**Request:** Copy down every line where the string "prefab" shows up.

**Raw records:**
^^^^

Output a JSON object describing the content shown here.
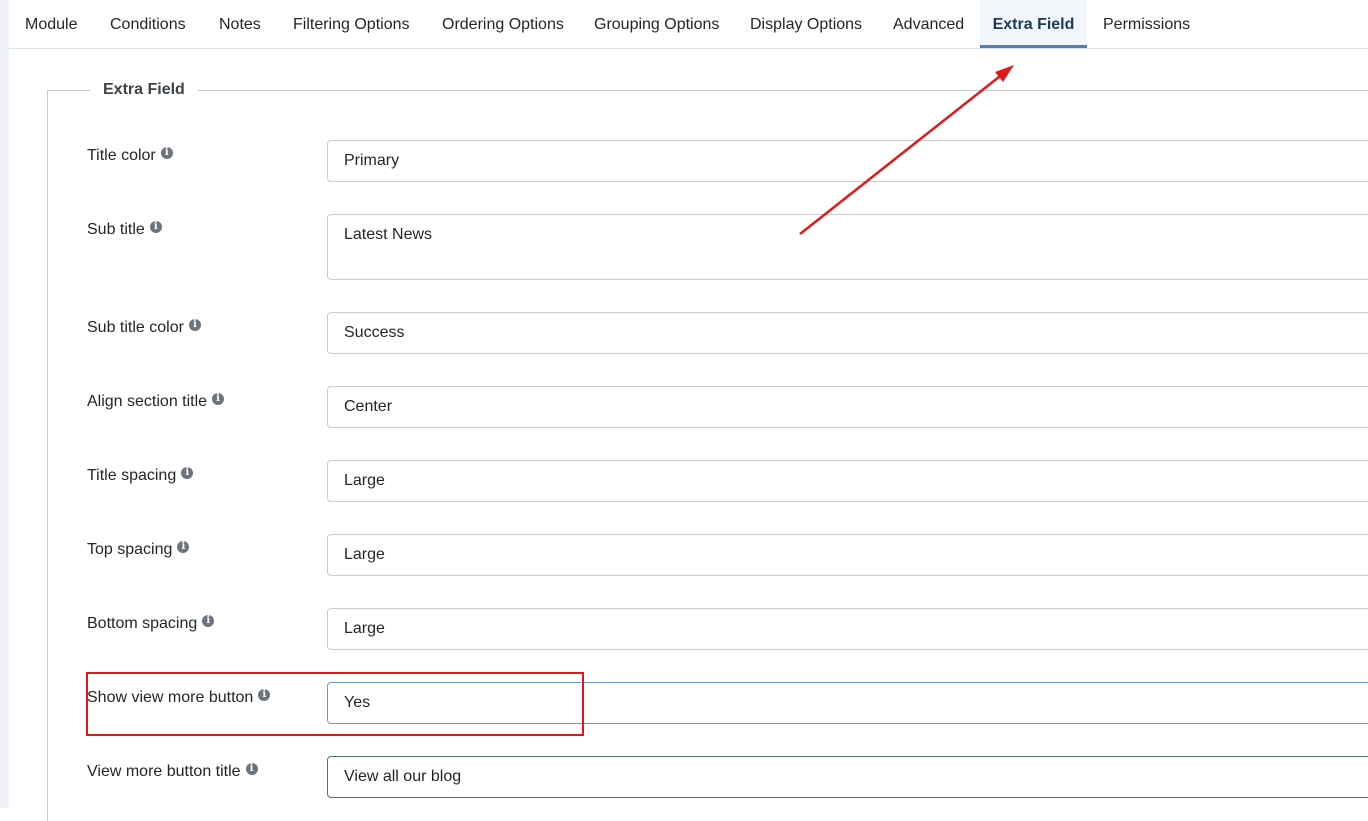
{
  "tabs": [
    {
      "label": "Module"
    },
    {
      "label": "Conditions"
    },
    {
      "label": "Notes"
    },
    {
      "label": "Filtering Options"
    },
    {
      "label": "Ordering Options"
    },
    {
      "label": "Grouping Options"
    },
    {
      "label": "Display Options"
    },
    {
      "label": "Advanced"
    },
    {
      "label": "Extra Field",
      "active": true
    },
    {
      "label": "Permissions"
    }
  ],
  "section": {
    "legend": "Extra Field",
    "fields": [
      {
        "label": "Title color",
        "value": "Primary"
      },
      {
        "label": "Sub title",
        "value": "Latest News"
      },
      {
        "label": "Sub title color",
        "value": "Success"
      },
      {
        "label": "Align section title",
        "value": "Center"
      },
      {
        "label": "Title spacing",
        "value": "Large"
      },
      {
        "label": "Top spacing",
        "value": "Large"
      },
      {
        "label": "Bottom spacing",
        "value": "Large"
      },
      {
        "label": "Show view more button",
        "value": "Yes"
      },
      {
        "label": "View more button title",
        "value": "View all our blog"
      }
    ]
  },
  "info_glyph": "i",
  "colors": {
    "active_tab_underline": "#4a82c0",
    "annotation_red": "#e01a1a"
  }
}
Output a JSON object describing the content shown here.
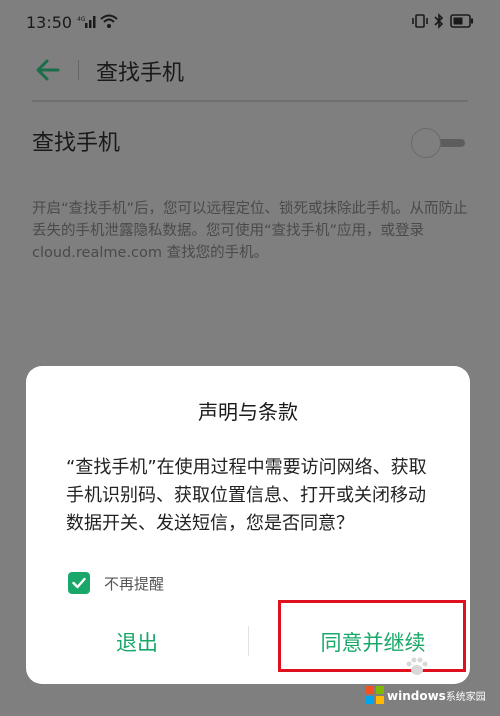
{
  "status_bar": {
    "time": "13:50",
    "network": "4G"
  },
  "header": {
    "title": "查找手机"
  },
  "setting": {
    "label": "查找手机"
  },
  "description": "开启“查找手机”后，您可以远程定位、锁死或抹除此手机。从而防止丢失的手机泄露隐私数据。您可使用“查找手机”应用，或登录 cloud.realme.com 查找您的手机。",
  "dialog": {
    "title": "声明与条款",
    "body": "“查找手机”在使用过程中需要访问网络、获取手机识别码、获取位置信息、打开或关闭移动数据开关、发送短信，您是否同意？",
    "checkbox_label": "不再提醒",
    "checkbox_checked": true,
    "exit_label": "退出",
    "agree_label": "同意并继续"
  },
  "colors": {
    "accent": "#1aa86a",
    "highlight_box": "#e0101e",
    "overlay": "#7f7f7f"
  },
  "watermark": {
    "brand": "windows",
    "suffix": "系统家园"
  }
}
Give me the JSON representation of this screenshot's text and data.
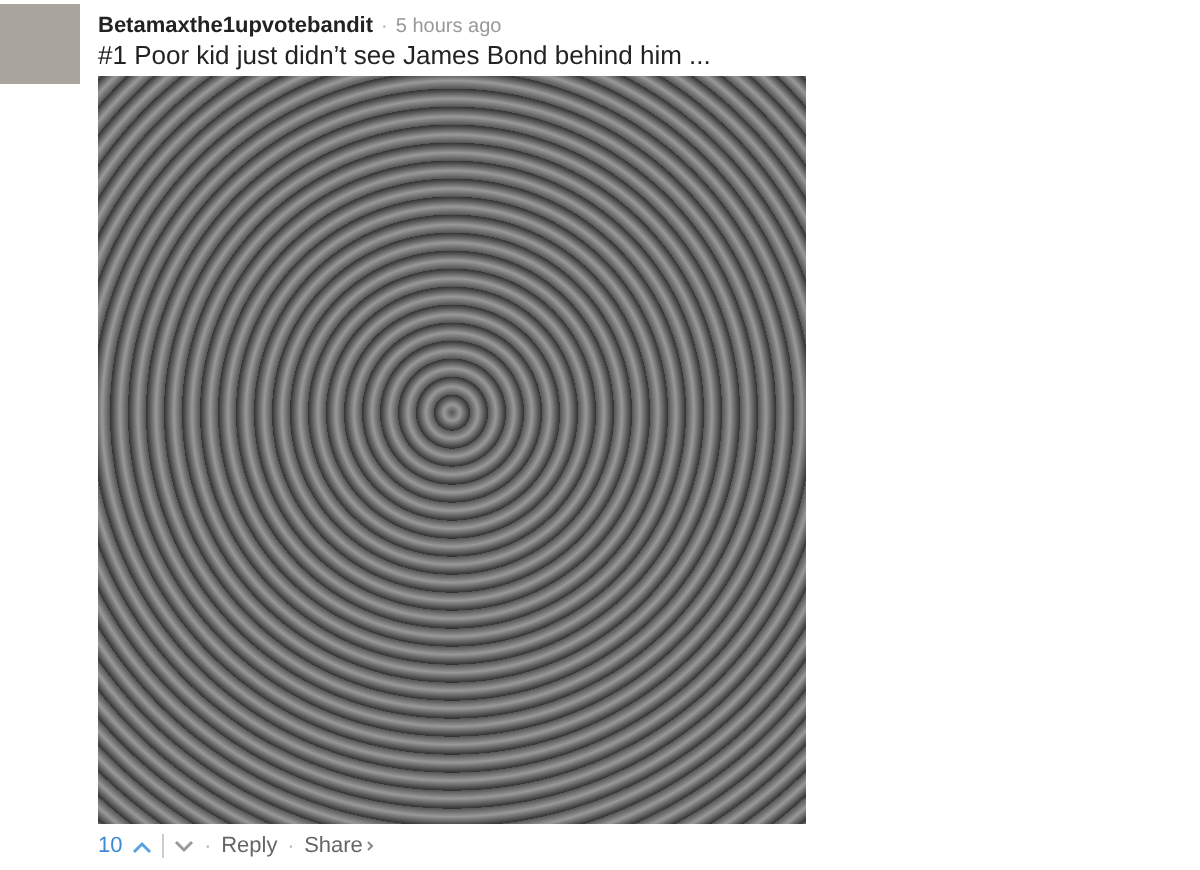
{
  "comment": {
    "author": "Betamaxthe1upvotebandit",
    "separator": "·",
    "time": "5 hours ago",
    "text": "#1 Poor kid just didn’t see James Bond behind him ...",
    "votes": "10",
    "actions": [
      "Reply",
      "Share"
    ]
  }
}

^^^^

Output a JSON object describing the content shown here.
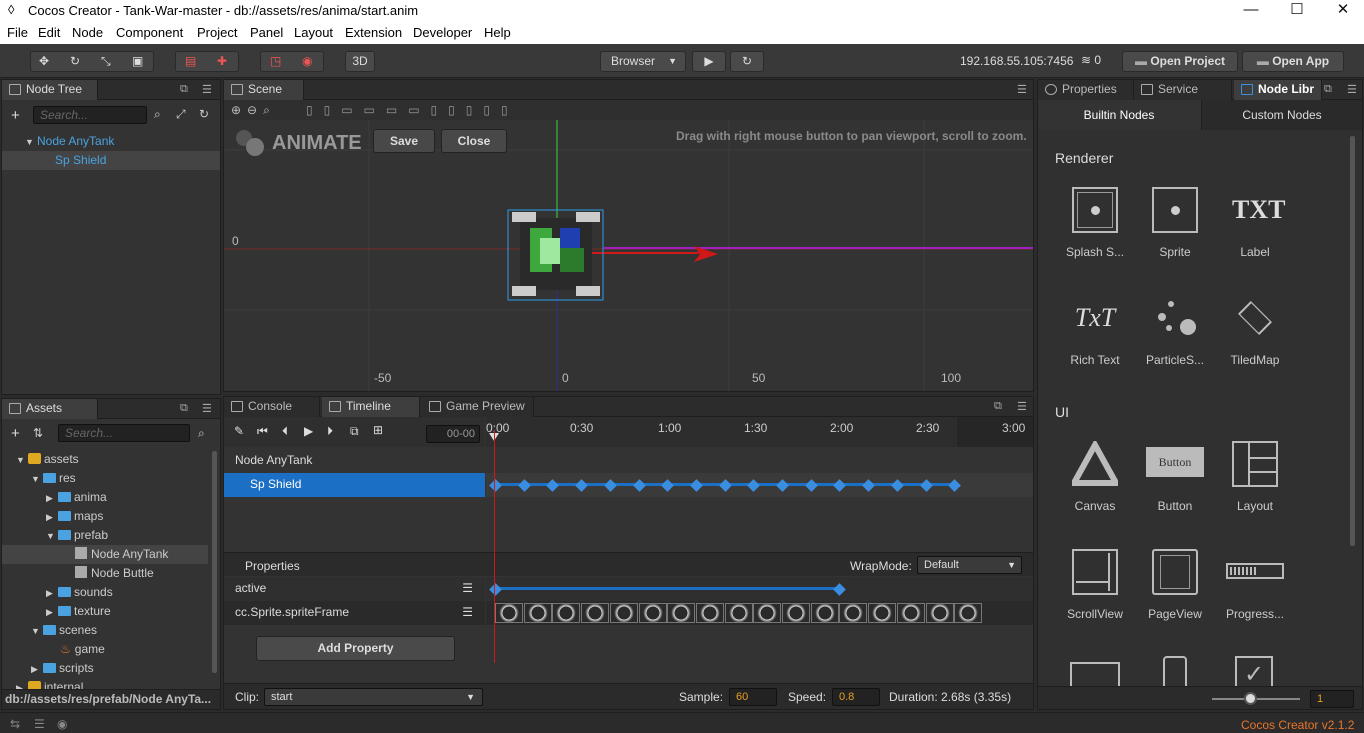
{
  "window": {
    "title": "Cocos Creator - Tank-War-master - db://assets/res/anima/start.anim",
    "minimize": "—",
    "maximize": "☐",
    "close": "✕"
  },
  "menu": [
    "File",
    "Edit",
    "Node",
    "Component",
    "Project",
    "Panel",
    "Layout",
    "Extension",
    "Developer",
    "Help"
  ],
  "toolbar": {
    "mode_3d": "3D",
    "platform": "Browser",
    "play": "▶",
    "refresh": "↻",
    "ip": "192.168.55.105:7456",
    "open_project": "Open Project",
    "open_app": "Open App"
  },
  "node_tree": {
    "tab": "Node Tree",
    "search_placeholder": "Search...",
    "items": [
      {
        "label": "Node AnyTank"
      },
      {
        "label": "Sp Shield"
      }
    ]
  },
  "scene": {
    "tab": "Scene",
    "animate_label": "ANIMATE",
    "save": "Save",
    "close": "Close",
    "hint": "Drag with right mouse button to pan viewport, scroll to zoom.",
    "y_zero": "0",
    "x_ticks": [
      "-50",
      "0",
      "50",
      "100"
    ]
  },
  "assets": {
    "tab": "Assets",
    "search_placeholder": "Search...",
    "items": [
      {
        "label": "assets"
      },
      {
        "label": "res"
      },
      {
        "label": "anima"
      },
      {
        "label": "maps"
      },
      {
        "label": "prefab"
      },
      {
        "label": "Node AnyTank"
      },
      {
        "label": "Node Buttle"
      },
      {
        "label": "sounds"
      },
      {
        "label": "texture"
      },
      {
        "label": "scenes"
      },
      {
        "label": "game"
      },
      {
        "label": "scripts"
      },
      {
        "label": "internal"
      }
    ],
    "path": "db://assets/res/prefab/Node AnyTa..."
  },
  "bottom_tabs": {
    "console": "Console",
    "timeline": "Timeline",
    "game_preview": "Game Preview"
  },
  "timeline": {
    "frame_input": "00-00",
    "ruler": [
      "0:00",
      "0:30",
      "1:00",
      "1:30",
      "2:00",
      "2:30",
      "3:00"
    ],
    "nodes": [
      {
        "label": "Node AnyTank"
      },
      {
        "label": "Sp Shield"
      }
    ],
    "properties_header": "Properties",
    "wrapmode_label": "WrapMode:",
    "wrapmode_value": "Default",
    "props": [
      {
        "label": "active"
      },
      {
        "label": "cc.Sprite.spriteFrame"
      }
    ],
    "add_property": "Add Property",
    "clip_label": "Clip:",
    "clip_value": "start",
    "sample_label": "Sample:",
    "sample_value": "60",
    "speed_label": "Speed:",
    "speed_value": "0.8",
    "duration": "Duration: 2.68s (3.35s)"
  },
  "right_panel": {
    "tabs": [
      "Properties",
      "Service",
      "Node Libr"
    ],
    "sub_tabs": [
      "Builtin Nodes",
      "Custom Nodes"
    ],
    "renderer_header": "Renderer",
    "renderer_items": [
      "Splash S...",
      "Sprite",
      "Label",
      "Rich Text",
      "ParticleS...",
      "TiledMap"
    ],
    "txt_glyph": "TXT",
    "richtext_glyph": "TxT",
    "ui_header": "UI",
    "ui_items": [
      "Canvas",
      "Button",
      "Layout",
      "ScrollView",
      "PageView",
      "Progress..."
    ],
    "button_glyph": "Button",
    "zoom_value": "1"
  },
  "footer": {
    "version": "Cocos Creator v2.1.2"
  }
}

^^^^

**Solution for this exercise:**
        "label": "prefab"
    "path": "db://assets/res/prefab/Node AnyTa..."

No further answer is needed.